[Data records]

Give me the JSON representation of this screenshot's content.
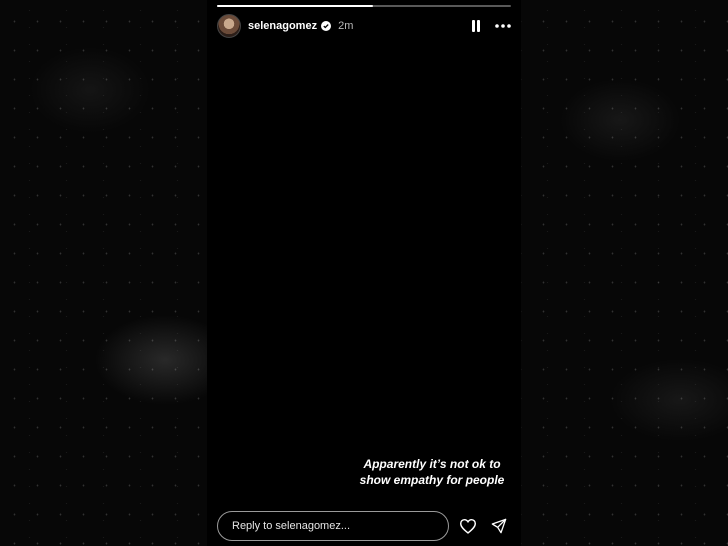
{
  "story": {
    "progress": 0.53,
    "username": "selenagomez",
    "verified": true,
    "time": "2m",
    "caption": "Apparently it’s not ok to show empathy for people",
    "reply": {
      "placeholder": "Reply to selenagomez..."
    }
  },
  "icons": {
    "pause": "pause-icon",
    "more": "more-icon",
    "like": "heart-icon",
    "share": "send-icon",
    "verified": "verified-badge-icon"
  },
  "colors": {
    "background": "#070707",
    "story_bg": "#000000",
    "verified": "#ffffff",
    "text": "#ffffff"
  }
}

**TASK REQUIREMENTS:** Repeat the records in full, exactly as they appear, without the pictures.

**SOLUTION TO THE EXERCISE:**
Give me the JSON representation of this screenshot's content.
{
  "story": {
    "progress": 0.53,
    "username": "selenagomez",
    "verified": true,
    "time": "2m",
    "caption": "Apparently it’s not ok to show empathy for people",
    "reply": {
      "placeholder": "Reply to selenagomez..."
    }
  },
  "icons": {
    "pause": "pause-icon",
    "more": "more-icon",
    "like": "heart-icon",
    "share": "send-icon",
    "verified": "verified-badge-icon"
  },
  "colors": {
    "background": "#070707",
    "story_bg": "#000000",
    "verified": "#ffffff",
    "text": "#ffffff"
  }
}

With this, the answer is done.